**Texte à lire**
^^^^^^^^

Le fait est rare. Celui que ses pairs surnommaient “Columbo” pour la pugnacité dont il savait faire preuve, l’air de rien, dans ses enquêtes au scalpel, réclame ni plus ni moins que la suppression et la réécriture des passages incriminés du rapport, adopté par la seule majorité socialiste. La droite, le centre et les écologistes n’avaient pas approuvé les conclusions du rapporteur Alain Claeys, qui avait exclu tout dysfonctionnement du gouvernement dans la gestion du scandale Cahuzac en dépit d’éléments pourtant embarrassants pour le pouvoir exécutif.
« Le rapport Claeys porte gravement atteinte à mon honneur et à ma réputation. J’attends donc une décision rapide compte tenu du préjudice moral que je subis du fait de cette intolérable diffamation (…). Les quelques pages qui me concernent portent le sceau du mensonge, du parti pris et de l’incompétence », a écrit Rémy Garnier à l’adresse du président de l’Assemblée nationale.
L’agent du fisc, qui avait tenté d’enquêter dès 2007 sur la fortune cachée de Jérôme Cahuzac, avant d’être mis au ban par son administration, formule à l'encontre du rapport Claeys plusieurs reproches circonstanciés, mais qui, tous, recouvrent la même impression qui ne passe pas : celle d’être considéré comme un illuminé des impôts, peu fiable et obsessionnel.
Pourtant, Rémy Garnier fut bien l’un des premiers, au sein de l’administration fiscale, à avoir tenté d’alerter le ministère sur les soupçons récurrents de fraude fiscale à l’encontre de Jérôme Cahuzac, cinq ans avant les révélations de Mediapart sur ses avoirs dissimulés en Suisse et à Singapour.

^^^^^^^^

**Enregistrements à utiliser**
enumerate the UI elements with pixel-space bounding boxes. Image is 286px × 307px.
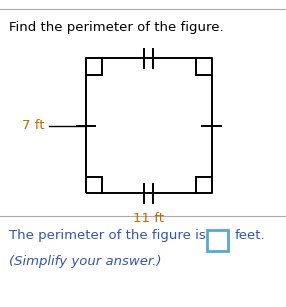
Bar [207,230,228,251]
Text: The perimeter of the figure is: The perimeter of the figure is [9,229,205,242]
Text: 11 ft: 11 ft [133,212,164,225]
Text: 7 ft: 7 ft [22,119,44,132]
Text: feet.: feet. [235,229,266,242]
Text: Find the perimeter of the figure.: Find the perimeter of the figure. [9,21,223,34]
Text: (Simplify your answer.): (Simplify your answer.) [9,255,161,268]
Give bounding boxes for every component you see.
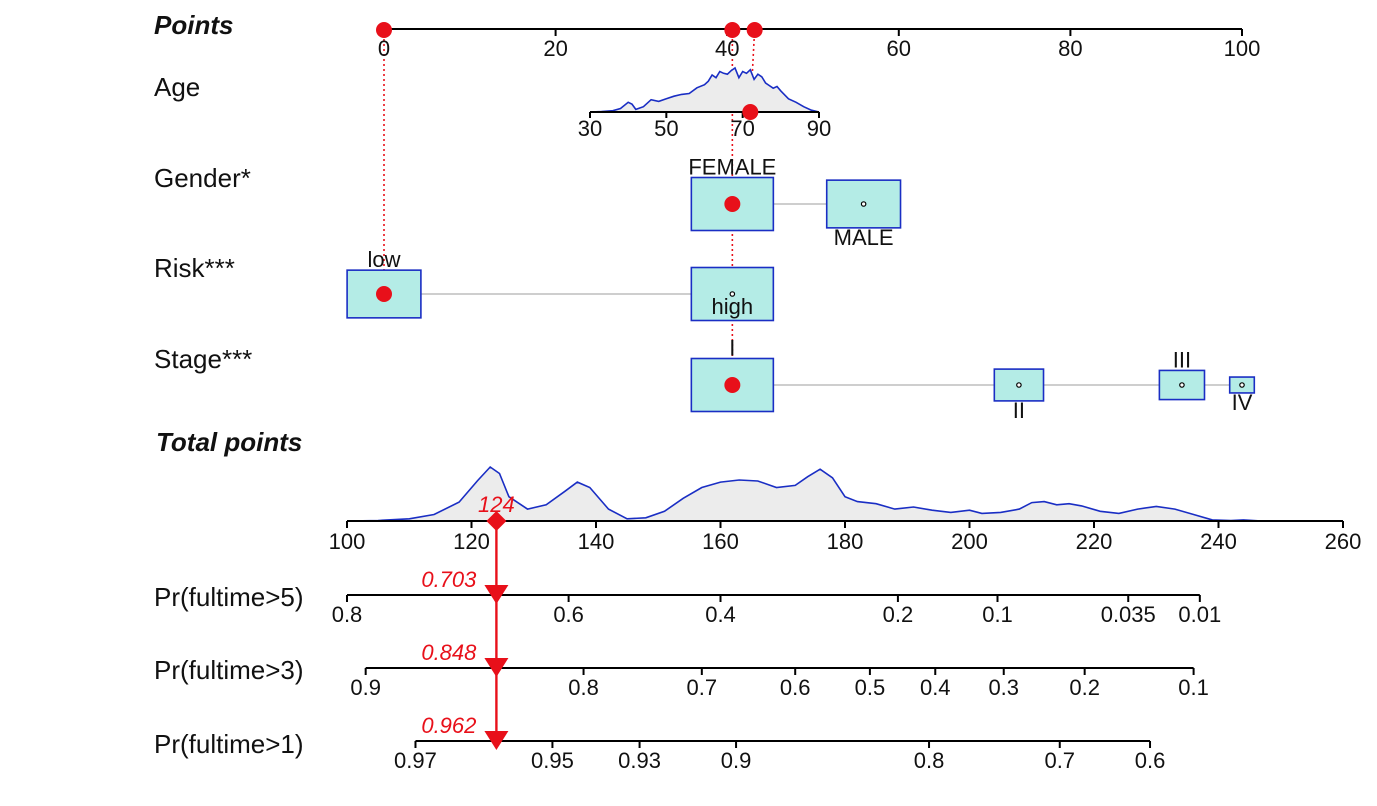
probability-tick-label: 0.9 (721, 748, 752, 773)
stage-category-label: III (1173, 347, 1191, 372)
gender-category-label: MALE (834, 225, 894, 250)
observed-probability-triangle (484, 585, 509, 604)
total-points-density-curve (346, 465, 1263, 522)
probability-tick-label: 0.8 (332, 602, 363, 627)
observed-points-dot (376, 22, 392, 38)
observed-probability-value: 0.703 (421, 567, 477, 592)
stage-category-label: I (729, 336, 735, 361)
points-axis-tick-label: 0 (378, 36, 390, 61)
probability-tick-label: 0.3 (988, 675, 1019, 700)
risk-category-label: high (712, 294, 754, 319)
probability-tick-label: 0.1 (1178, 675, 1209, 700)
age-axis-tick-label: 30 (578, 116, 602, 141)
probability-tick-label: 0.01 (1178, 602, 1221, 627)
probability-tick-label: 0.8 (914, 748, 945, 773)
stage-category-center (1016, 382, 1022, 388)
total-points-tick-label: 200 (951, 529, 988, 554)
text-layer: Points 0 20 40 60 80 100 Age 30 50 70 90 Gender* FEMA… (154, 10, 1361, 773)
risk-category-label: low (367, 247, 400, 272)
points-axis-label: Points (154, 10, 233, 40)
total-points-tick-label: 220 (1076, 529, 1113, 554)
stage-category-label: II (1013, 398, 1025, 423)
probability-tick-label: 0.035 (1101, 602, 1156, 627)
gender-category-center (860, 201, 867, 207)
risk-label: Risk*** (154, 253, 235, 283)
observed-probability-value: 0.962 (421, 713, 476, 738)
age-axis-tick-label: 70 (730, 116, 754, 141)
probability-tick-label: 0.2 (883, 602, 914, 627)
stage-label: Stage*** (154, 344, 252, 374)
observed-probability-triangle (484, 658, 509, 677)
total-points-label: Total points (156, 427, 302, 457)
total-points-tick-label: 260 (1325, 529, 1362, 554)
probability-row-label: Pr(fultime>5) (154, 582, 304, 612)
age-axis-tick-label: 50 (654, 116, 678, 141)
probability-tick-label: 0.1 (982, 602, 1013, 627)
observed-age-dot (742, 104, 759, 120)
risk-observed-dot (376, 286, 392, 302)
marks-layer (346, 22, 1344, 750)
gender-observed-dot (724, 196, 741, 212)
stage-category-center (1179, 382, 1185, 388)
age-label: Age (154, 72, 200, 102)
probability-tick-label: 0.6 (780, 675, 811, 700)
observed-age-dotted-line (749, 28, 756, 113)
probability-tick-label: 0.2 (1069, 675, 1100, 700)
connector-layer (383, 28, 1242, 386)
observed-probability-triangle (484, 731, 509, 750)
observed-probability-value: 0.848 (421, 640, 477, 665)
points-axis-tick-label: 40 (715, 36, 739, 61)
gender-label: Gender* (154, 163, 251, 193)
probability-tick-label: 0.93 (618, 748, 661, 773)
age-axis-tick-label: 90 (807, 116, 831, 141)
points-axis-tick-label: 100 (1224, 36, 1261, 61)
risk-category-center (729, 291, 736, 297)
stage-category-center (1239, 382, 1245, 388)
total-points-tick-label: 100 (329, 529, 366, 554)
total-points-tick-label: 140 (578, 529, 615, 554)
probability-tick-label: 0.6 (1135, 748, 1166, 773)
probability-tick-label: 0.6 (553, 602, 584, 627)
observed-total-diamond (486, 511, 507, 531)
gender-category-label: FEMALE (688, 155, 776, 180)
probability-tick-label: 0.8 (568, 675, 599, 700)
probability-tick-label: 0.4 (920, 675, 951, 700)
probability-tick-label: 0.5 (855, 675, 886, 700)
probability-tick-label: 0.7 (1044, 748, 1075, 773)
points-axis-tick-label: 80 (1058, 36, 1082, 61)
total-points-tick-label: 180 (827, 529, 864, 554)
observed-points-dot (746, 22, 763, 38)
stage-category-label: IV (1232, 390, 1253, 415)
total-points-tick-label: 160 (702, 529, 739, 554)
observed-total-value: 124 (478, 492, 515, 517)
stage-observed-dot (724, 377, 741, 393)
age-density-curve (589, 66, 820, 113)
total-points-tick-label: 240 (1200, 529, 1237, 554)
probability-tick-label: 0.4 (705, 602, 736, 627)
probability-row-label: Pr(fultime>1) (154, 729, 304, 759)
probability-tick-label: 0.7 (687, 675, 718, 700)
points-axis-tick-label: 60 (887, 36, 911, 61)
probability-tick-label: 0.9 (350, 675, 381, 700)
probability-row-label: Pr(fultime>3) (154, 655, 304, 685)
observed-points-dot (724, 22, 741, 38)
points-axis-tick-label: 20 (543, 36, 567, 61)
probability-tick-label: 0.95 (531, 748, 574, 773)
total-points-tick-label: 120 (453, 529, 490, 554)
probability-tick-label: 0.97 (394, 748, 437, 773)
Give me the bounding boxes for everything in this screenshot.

^^^^^^^^

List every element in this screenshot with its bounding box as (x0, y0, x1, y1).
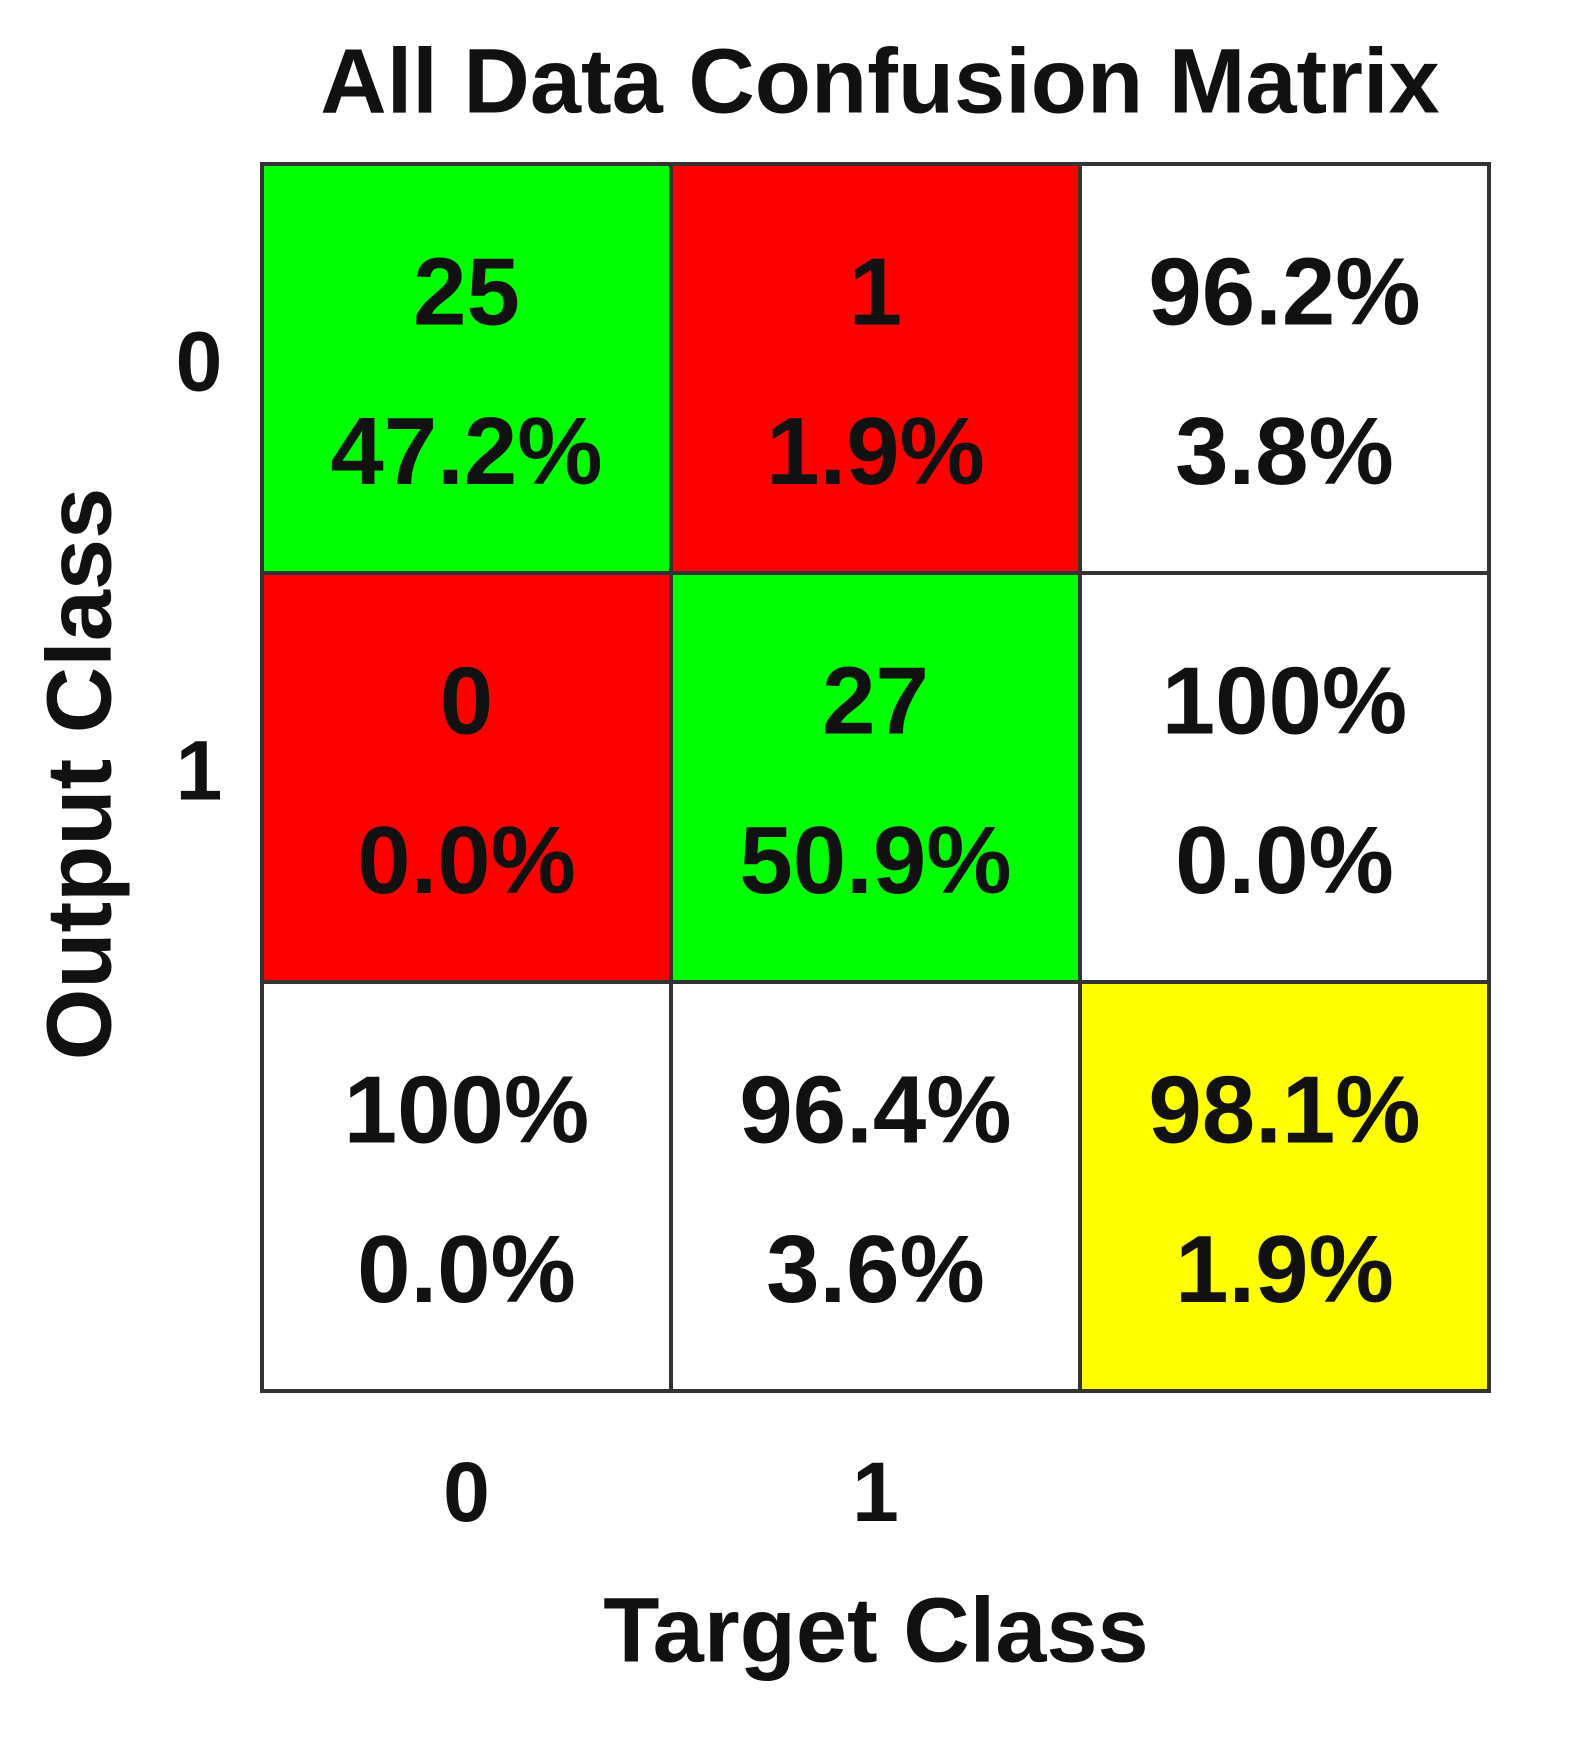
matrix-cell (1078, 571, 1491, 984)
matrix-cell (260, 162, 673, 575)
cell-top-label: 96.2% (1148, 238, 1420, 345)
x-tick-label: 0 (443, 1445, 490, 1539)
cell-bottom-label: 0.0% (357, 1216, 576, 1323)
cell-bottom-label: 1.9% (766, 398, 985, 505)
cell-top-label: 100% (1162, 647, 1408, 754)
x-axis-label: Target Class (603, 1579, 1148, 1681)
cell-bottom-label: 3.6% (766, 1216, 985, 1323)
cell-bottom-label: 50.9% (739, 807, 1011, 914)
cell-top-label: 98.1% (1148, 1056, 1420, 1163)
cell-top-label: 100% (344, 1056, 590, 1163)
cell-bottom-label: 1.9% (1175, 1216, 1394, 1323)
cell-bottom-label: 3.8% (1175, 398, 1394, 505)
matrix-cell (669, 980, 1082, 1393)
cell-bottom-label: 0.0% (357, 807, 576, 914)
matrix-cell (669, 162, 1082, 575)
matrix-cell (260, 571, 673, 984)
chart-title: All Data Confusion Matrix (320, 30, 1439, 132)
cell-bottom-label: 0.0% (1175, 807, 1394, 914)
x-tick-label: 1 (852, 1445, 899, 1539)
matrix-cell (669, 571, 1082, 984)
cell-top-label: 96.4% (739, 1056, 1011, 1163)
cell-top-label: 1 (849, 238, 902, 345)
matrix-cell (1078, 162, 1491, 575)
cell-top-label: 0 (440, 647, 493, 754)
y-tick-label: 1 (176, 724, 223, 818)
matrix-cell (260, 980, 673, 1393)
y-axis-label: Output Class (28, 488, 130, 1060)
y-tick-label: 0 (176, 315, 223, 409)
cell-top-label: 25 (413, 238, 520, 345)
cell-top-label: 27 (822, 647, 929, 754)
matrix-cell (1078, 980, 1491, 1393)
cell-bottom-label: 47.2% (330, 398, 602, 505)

^^^^^^^^

**Travail demandé**
(a) Dans le texte sur l'affaire Cahuzac, réécrivez le passage allant de « Pourtant, Rémy Garnier » jusqu'à « et à Singapour. » en substituant « administration des finances » à « administration fiscale ».
(b) Dupliquez à l'identique les lignes des enregistrements, de celle qui contient « enumerate the UI » jusqu'à celle qui contient « Give bounding boxes », bornes comprises, en omettant les images.

**Réponses correctes**
(a)
Pourtant, Rémy Garnier fut bien l’un des premiers, au sein de l’administration des finances, à avoir tenté d’alerter le ministère sur les soupçons récurrents de fraude fiscale à l’encontre de Jérôme Cahuzac, cinq ans avant les révélations de Mediapart sur ses avoirs dissimulés en Suisse et à Singapour.

(b)
enumerate the UI elements with pixel-space bounding boxes. Image is 286px × 307px.
Bar [207,230,228,251]
Text: The perimeter of the figure is: The perimeter of the figure is [9,229,205,242]
Text: 11 ft: 11 ft [133,212,164,225]
Text: 7 ft: 7 ft [22,119,44,132]
Text: feet.: feet. [235,229,266,242]
Text: Find the perimeter of the figure.: Find the perimeter of the figure. [9,21,223,34]
Text: (Simplify your answer.): (Simplify your answer.) [9,255,161,268]
Give bounding boxes for every component you see.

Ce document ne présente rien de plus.